● **SET PROBLEM**: The answer is one number: how many lines hold the string "accelerator".

● **DATA LINES**:
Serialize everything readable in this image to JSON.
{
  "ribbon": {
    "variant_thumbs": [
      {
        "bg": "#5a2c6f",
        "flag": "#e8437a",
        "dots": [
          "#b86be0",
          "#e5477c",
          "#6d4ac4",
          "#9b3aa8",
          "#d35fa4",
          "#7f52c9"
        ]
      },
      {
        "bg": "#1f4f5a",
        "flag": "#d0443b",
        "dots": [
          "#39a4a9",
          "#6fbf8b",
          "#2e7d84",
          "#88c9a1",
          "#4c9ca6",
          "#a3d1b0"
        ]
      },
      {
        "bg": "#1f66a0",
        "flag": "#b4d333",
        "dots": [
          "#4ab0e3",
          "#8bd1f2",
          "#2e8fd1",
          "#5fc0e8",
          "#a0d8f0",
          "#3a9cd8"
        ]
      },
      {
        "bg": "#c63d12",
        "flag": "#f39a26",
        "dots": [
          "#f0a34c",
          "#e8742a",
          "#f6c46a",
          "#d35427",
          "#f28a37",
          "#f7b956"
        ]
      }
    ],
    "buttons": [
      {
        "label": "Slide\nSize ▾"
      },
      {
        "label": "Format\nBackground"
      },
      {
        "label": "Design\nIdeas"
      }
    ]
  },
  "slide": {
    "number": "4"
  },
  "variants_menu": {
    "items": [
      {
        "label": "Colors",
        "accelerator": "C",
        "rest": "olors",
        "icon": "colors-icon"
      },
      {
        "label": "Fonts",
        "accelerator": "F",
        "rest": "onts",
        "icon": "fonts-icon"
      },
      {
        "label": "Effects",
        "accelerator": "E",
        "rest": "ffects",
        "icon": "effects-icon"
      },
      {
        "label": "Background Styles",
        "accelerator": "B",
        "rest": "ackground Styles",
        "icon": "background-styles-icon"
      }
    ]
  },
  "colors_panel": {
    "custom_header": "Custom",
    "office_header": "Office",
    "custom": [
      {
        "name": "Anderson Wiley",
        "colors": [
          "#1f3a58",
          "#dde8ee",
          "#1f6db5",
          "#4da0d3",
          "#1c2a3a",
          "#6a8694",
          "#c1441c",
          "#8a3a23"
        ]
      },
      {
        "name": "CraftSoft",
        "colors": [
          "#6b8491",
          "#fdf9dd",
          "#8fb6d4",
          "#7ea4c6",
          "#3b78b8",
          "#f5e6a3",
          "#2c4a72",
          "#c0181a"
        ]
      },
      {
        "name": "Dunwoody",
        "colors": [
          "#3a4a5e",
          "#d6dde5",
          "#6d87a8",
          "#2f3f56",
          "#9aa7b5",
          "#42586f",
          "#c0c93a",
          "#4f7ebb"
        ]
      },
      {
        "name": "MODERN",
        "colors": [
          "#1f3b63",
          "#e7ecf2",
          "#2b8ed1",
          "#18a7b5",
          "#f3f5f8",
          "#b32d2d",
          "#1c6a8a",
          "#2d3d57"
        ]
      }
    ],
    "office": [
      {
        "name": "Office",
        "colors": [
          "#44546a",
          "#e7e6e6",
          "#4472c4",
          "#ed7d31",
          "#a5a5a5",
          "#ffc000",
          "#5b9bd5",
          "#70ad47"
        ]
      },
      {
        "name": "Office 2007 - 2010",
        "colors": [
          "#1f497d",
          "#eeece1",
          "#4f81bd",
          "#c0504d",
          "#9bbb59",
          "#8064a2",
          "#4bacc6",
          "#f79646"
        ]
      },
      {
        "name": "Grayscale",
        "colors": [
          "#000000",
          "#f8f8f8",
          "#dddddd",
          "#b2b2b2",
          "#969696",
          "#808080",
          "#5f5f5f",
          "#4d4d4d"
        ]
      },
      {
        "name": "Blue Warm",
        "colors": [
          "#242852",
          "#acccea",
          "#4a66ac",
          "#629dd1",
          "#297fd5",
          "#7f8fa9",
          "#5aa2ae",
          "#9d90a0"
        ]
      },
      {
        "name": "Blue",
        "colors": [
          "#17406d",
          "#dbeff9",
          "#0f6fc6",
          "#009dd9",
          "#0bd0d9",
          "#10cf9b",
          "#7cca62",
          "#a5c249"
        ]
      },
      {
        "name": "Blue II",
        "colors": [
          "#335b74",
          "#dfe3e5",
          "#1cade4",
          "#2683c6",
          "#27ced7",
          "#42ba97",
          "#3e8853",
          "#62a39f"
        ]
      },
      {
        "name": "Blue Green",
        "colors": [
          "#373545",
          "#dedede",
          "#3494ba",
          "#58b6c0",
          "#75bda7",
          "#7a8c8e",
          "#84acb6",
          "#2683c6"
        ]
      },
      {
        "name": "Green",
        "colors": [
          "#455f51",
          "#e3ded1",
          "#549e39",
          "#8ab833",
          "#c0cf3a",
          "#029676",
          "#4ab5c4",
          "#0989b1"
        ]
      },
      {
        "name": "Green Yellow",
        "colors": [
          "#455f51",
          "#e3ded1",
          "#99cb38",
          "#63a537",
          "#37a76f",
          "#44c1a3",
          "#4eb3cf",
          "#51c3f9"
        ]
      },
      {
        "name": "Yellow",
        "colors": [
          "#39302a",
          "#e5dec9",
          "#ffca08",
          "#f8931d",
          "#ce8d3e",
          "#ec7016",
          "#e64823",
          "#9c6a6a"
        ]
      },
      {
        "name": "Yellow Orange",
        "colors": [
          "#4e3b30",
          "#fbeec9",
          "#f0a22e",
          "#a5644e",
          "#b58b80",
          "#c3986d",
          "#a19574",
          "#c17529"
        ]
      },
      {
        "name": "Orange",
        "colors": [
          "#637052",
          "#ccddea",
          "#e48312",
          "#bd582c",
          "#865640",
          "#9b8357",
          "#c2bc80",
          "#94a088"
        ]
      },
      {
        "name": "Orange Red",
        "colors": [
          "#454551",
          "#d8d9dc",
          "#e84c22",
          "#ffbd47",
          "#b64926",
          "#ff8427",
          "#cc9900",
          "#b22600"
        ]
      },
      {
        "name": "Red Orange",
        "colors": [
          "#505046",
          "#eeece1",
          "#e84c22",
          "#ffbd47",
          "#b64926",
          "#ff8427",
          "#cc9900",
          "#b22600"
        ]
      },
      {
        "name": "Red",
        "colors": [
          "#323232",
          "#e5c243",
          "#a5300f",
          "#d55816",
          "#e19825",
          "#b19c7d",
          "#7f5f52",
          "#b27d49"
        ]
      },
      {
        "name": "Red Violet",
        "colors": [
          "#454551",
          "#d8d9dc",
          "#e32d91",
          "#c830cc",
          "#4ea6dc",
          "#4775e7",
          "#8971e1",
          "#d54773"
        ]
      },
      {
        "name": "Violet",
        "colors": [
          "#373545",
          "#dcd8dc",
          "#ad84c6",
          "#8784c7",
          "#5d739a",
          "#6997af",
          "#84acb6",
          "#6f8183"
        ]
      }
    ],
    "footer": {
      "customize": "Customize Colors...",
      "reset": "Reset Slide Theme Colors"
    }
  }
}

● **ANSWER**: 4